Output all of the records exactly as written.

## Given entries
***

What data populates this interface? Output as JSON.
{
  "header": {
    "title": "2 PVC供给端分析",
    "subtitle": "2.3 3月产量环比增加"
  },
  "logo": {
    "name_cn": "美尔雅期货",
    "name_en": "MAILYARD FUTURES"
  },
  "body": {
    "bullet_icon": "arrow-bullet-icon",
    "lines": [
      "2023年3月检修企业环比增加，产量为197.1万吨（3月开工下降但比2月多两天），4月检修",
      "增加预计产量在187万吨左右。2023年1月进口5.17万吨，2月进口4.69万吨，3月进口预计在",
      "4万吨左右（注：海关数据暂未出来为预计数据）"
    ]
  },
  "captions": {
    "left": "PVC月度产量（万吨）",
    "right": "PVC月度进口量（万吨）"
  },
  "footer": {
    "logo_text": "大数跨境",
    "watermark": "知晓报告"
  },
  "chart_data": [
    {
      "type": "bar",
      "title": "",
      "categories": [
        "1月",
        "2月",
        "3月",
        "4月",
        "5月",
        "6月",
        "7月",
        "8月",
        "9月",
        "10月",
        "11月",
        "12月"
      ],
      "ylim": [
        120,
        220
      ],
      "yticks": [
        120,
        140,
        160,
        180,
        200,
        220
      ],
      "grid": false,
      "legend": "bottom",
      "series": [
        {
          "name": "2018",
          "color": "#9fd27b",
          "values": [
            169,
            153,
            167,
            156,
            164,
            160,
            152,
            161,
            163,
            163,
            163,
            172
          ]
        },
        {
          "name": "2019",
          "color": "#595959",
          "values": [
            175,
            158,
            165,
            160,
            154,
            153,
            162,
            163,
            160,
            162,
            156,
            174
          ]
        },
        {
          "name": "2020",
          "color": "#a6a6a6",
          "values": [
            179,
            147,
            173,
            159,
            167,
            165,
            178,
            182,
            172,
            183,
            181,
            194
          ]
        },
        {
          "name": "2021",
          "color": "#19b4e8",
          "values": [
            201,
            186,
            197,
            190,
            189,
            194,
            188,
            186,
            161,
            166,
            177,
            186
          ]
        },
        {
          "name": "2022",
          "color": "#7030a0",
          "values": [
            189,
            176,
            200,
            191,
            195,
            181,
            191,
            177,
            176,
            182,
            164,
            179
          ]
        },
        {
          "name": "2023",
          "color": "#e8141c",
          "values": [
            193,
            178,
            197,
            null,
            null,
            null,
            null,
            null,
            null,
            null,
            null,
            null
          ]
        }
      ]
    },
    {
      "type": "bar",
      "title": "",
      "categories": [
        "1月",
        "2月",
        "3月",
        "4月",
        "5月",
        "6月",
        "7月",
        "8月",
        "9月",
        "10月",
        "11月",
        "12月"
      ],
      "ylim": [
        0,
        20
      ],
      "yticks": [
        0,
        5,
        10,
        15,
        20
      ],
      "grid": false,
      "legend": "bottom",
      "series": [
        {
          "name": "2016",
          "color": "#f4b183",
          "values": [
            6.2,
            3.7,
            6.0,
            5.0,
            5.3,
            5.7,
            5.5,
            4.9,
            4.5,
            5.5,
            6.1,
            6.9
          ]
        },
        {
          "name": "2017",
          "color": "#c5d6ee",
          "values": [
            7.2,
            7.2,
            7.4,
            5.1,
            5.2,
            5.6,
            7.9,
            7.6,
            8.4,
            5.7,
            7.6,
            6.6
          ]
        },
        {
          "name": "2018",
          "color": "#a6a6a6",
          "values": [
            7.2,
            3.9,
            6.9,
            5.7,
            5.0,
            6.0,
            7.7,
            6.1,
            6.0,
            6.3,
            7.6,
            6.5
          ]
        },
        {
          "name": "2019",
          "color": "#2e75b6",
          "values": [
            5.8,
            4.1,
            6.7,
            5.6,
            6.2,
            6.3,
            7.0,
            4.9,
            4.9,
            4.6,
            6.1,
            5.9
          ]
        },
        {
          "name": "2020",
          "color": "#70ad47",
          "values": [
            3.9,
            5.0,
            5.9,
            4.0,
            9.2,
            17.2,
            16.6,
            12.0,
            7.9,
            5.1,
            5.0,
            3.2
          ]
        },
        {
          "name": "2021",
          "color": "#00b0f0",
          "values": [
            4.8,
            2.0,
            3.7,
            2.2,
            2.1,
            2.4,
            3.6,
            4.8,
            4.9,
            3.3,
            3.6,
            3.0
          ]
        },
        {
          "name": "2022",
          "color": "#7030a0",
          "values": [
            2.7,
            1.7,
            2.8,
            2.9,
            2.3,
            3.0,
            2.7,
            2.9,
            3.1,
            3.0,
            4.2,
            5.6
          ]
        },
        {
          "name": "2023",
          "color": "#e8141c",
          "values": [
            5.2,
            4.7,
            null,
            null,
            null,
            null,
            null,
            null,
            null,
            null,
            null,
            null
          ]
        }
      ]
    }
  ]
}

***

## Written answer
What data populates this interface? Output as JSON.
{
  "header": {
    "title": "2 PVC供给端分析",
    "subtitle": "2.3 3月产量环比增加"
  },
  "logo": {
    "name_cn": "美尔雅期货",
    "name_en": "MAILYARD FUTURES"
  },
  "body": {
    "bullet_icon": "arrow-bullet-icon",
    "lines": [
      "2023年3月检修企业环比增加，产量为197.1万吨（3月开工下降但比2月多两天），4月检修",
      "增加预计产量在187万吨左右。2023年1月进口5.17万吨，2月进口4.69万吨，3月进口预计在",
      "4万吨左右（注：海关数据暂未出来为预计数据）"
    ]
  },
  "captions": {
    "left": "PVC月度产量（万吨）",
    "right": "PVC月度进口量（万吨）"
  },
  "footer": {
    "logo_text": "大数跨境",
    "watermark": "知晓报告"
  },
  "chart_data": [
    {
      "type": "bar",
      "title": "",
      "categories": [
        "1月",
        "2月",
        "3月",
        "4月",
        "5月",
        "6月",
        "7月",
        "8月",
        "9月",
        "10月",
        "11月",
        "12月"
      ],
      "ylim": [
        120,
        220
      ],
      "yticks": [
        120,
        140,
        160,
        180,
        200,
        220
      ],
      "grid": false,
      "legend": "bottom",
      "series": [
        {
          "name": "2018",
          "color": "#9fd27b",
          "values": [
            169,
            153,
            167,
            156,
            164,
            160,
            152,
            161,
            163,
            163,
            163,
            172
          ]
        },
        {
          "name": "2019",
          "color": "#595959",
          "values": [
            175,
            158,
            165,
            160,
            154,
            153,
            162,
            163,
            160,
            162,
            156,
            174
          ]
        },
        {
          "name": "2020",
          "color": "#a6a6a6",
          "values": [
            179,
            147,
            173,
            159,
            167,
            165,
            178,
            182,
            172,
            183,
            181,
            194
          ]
        },
        {
          "name": "2021",
          "color": "#19b4e8",
          "values": [
            201,
            186,
            197,
            190,
            189,
            194,
            188,
            186,
            161,
            166,
            177,
            186
          ]
        },
        {
          "name": "2022",
          "color": "#7030a0",
          "values": [
            189,
            176,
            200,
            191,
            195,
            181,
            191,
            177,
            176,
            182,
            164,
            179
          ]
        },
        {
          "name": "2023",
          "color": "#e8141c",
          "values": [
            193,
            178,
            197,
            null,
            null,
            null,
            null,
            null,
            null,
            null,
            null,
            null
          ]
        }
      ]
    },
    {
      "type": "bar",
      "title": "",
      "categories": [
        "1月",
        "2月",
        "3月",
        "4月",
        "5月",
        "6月",
        "7月",
        "8月",
        "9月",
        "10月",
        "11月",
        "12月"
      ],
      "ylim": [
        0,
        20
      ],
      "yticks": [
        0,
        5,
        10,
        15,
        20
      ],
      "grid": false,
      "legend": "bottom",
      "series": [
        {
          "name": "2016",
          "color": "#f4b183",
          "values": [
            6.2,
            3.7,
            6.0,
            5.0,
            5.3,
            5.7,
            5.5,
            4.9,
            4.5,
            5.5,
            6.1,
            6.9
          ]
        },
        {
          "name": "2017",
          "color": "#c5d6ee",
          "values": [
            7.2,
            7.2,
            7.4,
            5.1,
            5.2,
            5.6,
            7.9,
            7.6,
            8.4,
            5.7,
            7.6,
            6.6
          ]
        },
        {
          "name": "2018",
          "color": "#a6a6a6",
          "values": [
            7.2,
            3.9,
            6.9,
            5.7,
            5.0,
            6.0,
            7.7,
            6.1,
            6.0,
            6.3,
            7.6,
            6.5
          ]
        },
        {
          "name": "2019",
          "color": "#2e75b6",
          "values": [
            5.8,
            4.1,
            6.7,
            5.6,
            6.2,
            6.3,
            7.0,
            4.9,
            4.9,
            4.6,
            6.1,
            5.9
          ]
        },
        {
          "name": "2020",
          "color": "#70ad47",
          "values": [
            3.9,
            5.0,
            5.9,
            4.0,
            9.2,
            17.2,
            16.6,
            12.0,
            7.9,
            5.1,
            5.0,
            3.2
          ]
        },
        {
          "name": "2021",
          "color": "#00b0f0",
          "values": [
            4.8,
            2.0,
            3.7,
            2.2,
            2.1,
            2.4,
            3.6,
            4.8,
            4.9,
            3.3,
            3.6,
            3.0
          ]
        },
        {
          "name": "2022",
          "color": "#7030a0",
          "values": [
            2.7,
            1.7,
            2.8,
            2.9,
            2.3,
            3.0,
            2.7,
            2.9,
            3.1,
            3.0,
            4.2,
            5.6
          ]
        },
        {
          "name": "2023",
          "color": "#e8141c",
          "values": [
            5.2,
            4.7,
            null,
            null,
            null,
            null,
            null,
            null,
            null,
            null,
            null,
            null
          ]
        }
      ]
    }
  ]
}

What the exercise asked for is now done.